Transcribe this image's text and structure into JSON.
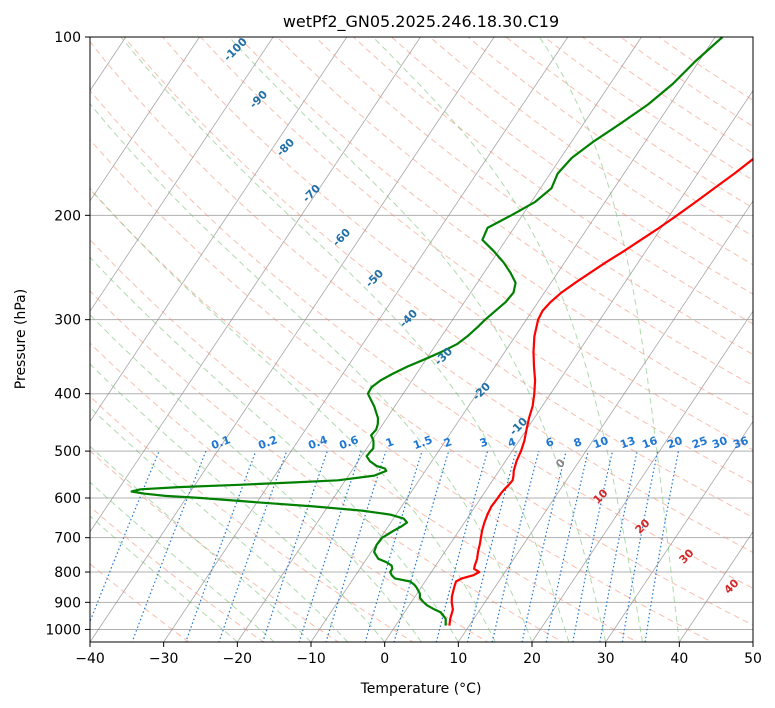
{
  "chart_data": {
    "type": "line",
    "title": "wetPf2_GN05.2025.246.18.30.C19",
    "xlabel": "Temperature (°C)",
    "ylabel": "Pressure (hPa)",
    "xlim": [
      -40,
      50
    ],
    "ylim": [
      1050,
      100
    ],
    "y_scale": "log",
    "x_ticks": [
      "−40",
      "−30",
      "−20",
      "−10",
      "0",
      "10",
      "20",
      "30",
      "40",
      "50"
    ],
    "y_ticks": [
      "100",
      "200",
      "300",
      "400",
      "500",
      "600",
      "700",
      "800",
      "900",
      "1000"
    ],
    "grid": true,
    "series": [
      {
        "color": "#ff0000",
        "p": [
          985,
          960,
          925,
          900,
          880,
          850,
          830,
          820,
          810,
          800,
          790,
          780,
          760,
          740,
          720,
          700,
          680,
          660,
          640,
          620,
          600,
          590,
          580,
          570,
          560,
          550,
          540,
          520,
          500,
          480,
          460,
          440,
          420,
          400,
          380,
          360,
          340,
          320,
          300,
          290,
          280,
          270,
          260,
          250,
          240,
          230,
          220,
          210,
          200,
          190,
          180,
          170,
          160,
          150,
          140,
          130,
          120,
          110,
          100
        ],
        "t": [
          7.3,
          6.8,
          6.3,
          5.5,
          5.0,
          4.5,
          4.2,
          4.7,
          6.0,
          6.5,
          5.5,
          5.3,
          5.0,
          4.5,
          4.1,
          3.6,
          3.1,
          2.7,
          2.4,
          2.2,
          2.3,
          2.3,
          2.4,
          2.6,
          2.7,
          2.4,
          2.0,
          1.5,
          1.2,
          0.7,
          0.0,
          -0.7,
          -1.3,
          -2.2,
          -3.3,
          -4.7,
          -6.1,
          -7.4,
          -8.4,
          -8.6,
          -8.3,
          -7.7,
          -6.7,
          -5.6,
          -4.4,
          -3.0,
          -1.7,
          -0.3,
          1.0,
          2.3,
          3.6,
          5.0,
          6.3,
          7.6,
          9.0,
          10.7,
          12.3,
          14.5,
          16.5
        ]
      },
      {
        "color": "#008000",
        "p": [
          985,
          960,
          935,
          925,
          910,
          900,
          885,
          870,
          850,
          840,
          830,
          820,
          810,
          800,
          790,
          780,
          770,
          760,
          740,
          720,
          700,
          690,
          680,
          670,
          660,
          650,
          640,
          630,
          620,
          610,
          600,
          595,
          590,
          585,
          580,
          575,
          570,
          565,
          560,
          550,
          540,
          535,
          530,
          520,
          510,
          500,
          495,
          490,
          480,
          470,
          460,
          450,
          440,
          430,
          420,
          410,
          400,
          390,
          380,
          370,
          360,
          350,
          340,
          330,
          320,
          310,
          300,
          290,
          280,
          270,
          260,
          250,
          240,
          230,
          220,
          210,
          200,
          190,
          180,
          170,
          160,
          150,
          140,
          130,
          120,
          110,
          100
        ],
        "t": [
          6.8,
          6.2,
          4.9,
          3.8,
          2.4,
          1.7,
          0.8,
          0.4,
          -0.6,
          -1.2,
          -2.0,
          -4.4,
          -5.1,
          -5.6,
          -5.6,
          -6.0,
          -7.0,
          -8.4,
          -9.6,
          -9.9,
          -9.8,
          -9.3,
          -8.8,
          -8.2,
          -7.8,
          -8.6,
          -10.8,
          -15.0,
          -22.0,
          -30.0,
          -38.0,
          -43.0,
          -46.0,
          -48.0,
          -47.0,
          -42.0,
          -34.0,
          -27.0,
          -21.0,
          -16.5,
          -15.3,
          -15.7,
          -17.0,
          -18.4,
          -19.3,
          -19.2,
          -19.1,
          -19.3,
          -19.8,
          -20.6,
          -20.4,
          -20.7,
          -21.2,
          -22.0,
          -22.8,
          -23.8,
          -24.8,
          -24.9,
          -24.3,
          -23.2,
          -21.9,
          -20.2,
          -18.6,
          -17.2,
          -16.5,
          -16.0,
          -15.6,
          -15.0,
          -14.4,
          -14.2,
          -14.8,
          -16.4,
          -18.3,
          -20.6,
          -23.2,
          -23.6,
          -21.5,
          -19.5,
          -18.5,
          -19.0,
          -18.5,
          -17.0,
          -15.0,
          -13.0,
          -11.5,
          -10.5,
          -9.0
        ]
      }
    ],
    "dry_adiabat_labels": [
      "-100",
      "-90",
      "-80",
      "-70",
      "-60",
      "-50",
      "-40",
      "-30",
      "-20",
      "-10"
    ],
    "mixing_ratio_labels": [
      "0.1",
      "0.2",
      "0.4",
      "0.6",
      "1",
      "1.5",
      "2",
      "3",
      "4",
      "6",
      "8",
      "10",
      "13",
      "16",
      "20",
      "25",
      "30",
      "36"
    ],
    "moist_adiabat_labels": [
      "0",
      "10",
      "20",
      "30",
      "40"
    ],
    "colors": {
      "temperature": "#ff0000",
      "dewpoint": "#008000",
      "isotherm": "#808080",
      "dry_adiabat": "#f28b6e",
      "moist_adiabat": "#6dbb6d",
      "mixing_ratio": "#1f77d4",
      "dry_label": "#1f6fa8",
      "moist_label": "#d62728"
    }
  }
}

━━━━━━━━━━━━━━━━━━━━

Reproduce the whole listing above word for word, but not its pictures.

Transcribe this image's text and structure into JSON.
{
  "chart_data": {
    "type": "line",
    "title": "wetPf2_GN05.2025.246.18.30.C19",
    "xlabel": "Temperature (°C)",
    "ylabel": "Pressure (hPa)",
    "xlim": [
      -40,
      50
    ],
    "ylim": [
      1050,
      100
    ],
    "y_scale": "log",
    "x_ticks": [
      "−40",
      "−30",
      "−20",
      "−10",
      "0",
      "10",
      "20",
      "30",
      "40",
      "50"
    ],
    "y_ticks": [
      "100",
      "200",
      "300",
      "400",
      "500",
      "600",
      "700",
      "800",
      "900",
      "1000"
    ],
    "grid": true,
    "series": [
      {
        "color": "#ff0000",
        "p": [
          985,
          960,
          925,
          900,
          880,
          850,
          830,
          820,
          810,
          800,
          790,
          780,
          760,
          740,
          720,
          700,
          680,
          660,
          640,
          620,
          600,
          590,
          580,
          570,
          560,
          550,
          540,
          520,
          500,
          480,
          460,
          440,
          420,
          400,
          380,
          360,
          340,
          320,
          300,
          290,
          280,
          270,
          260,
          250,
          240,
          230,
          220,
          210,
          200,
          190,
          180,
          170,
          160,
          150,
          140,
          130,
          120,
          110,
          100
        ],
        "t": [
          7.3,
          6.8,
          6.3,
          5.5,
          5.0,
          4.5,
          4.2,
          4.7,
          6.0,
          6.5,
          5.5,
          5.3,
          5.0,
          4.5,
          4.1,
          3.6,
          3.1,
          2.7,
          2.4,
          2.2,
          2.3,
          2.3,
          2.4,
          2.6,
          2.7,
          2.4,
          2.0,
          1.5,
          1.2,
          0.7,
          0.0,
          -0.7,
          -1.3,
          -2.2,
          -3.3,
          -4.7,
          -6.1,
          -7.4,
          -8.4,
          -8.6,
          -8.3,
          -7.7,
          -6.7,
          -5.6,
          -4.4,
          -3.0,
          -1.7,
          -0.3,
          1.0,
          2.3,
          3.6,
          5.0,
          6.3,
          7.6,
          9.0,
          10.7,
          12.3,
          14.5,
          16.5
        ]
      },
      {
        "color": "#008000",
        "p": [
          985,
          960,
          935,
          925,
          910,
          900,
          885,
          870,
          850,
          840,
          830,
          820,
          810,
          800,
          790,
          780,
          770,
          760,
          740,
          720,
          700,
          690,
          680,
          670,
          660,
          650,
          640,
          630,
          620,
          610,
          600,
          595,
          590,
          585,
          580,
          575,
          570,
          565,
          560,
          550,
          540,
          535,
          530,
          520,
          510,
          500,
          495,
          490,
          480,
          470,
          460,
          450,
          440,
          430,
          420,
          410,
          400,
          390,
          380,
          370,
          360,
          350,
          340,
          330,
          320,
          310,
          300,
          290,
          280,
          270,
          260,
          250,
          240,
          230,
          220,
          210,
          200,
          190,
          180,
          170,
          160,
          150,
          140,
          130,
          120,
          110,
          100
        ],
        "t": [
          6.8,
          6.2,
          4.9,
          3.8,
          2.4,
          1.7,
          0.8,
          0.4,
          -0.6,
          -1.2,
          -2.0,
          -4.4,
          -5.1,
          -5.6,
          -5.6,
          -6.0,
          -7.0,
          -8.4,
          -9.6,
          -9.9,
          -9.8,
          -9.3,
          -8.8,
          -8.2,
          -7.8,
          -8.6,
          -10.8,
          -15.0,
          -22.0,
          -30.0,
          -38.0,
          -43.0,
          -46.0,
          -48.0,
          -47.0,
          -42.0,
          -34.0,
          -27.0,
          -21.0,
          -16.5,
          -15.3,
          -15.7,
          -17.0,
          -18.4,
          -19.3,
          -19.2,
          -19.1,
          -19.3,
          -19.8,
          -20.6,
          -20.4,
          -20.7,
          -21.2,
          -22.0,
          -22.8,
          -23.8,
          -24.8,
          -24.9,
          -24.3,
          -23.2,
          -21.9,
          -20.2,
          -18.6,
          -17.2,
          -16.5,
          -16.0,
          -15.6,
          -15.0,
          -14.4,
          -14.2,
          -14.8,
          -16.4,
          -18.3,
          -20.6,
          -23.2,
          -23.6,
          -21.5,
          -19.5,
          -18.5,
          -19.0,
          -18.5,
          -17.0,
          -15.0,
          -13.0,
          -11.5,
          -10.5,
          -9.0
        ]
      }
    ],
    "dry_adiabat_labels": [
      "-100",
      "-90",
      "-80",
      "-70",
      "-60",
      "-50",
      "-40",
      "-30",
      "-20",
      "-10"
    ],
    "mixing_ratio_labels": [
      "0.1",
      "0.2",
      "0.4",
      "0.6",
      "1",
      "1.5",
      "2",
      "3",
      "4",
      "6",
      "8",
      "10",
      "13",
      "16",
      "20",
      "25",
      "30",
      "36"
    ],
    "moist_adiabat_labels": [
      "0",
      "10",
      "20",
      "30",
      "40"
    ],
    "colors": {
      "temperature": "#ff0000",
      "dewpoint": "#008000",
      "isotherm": "#808080",
      "dry_adiabat": "#f28b6e",
      "moist_adiabat": "#6dbb6d",
      "mixing_ratio": "#1f77d4",
      "dry_label": "#1f6fa8",
      "moist_label": "#d62728"
    }
  }
}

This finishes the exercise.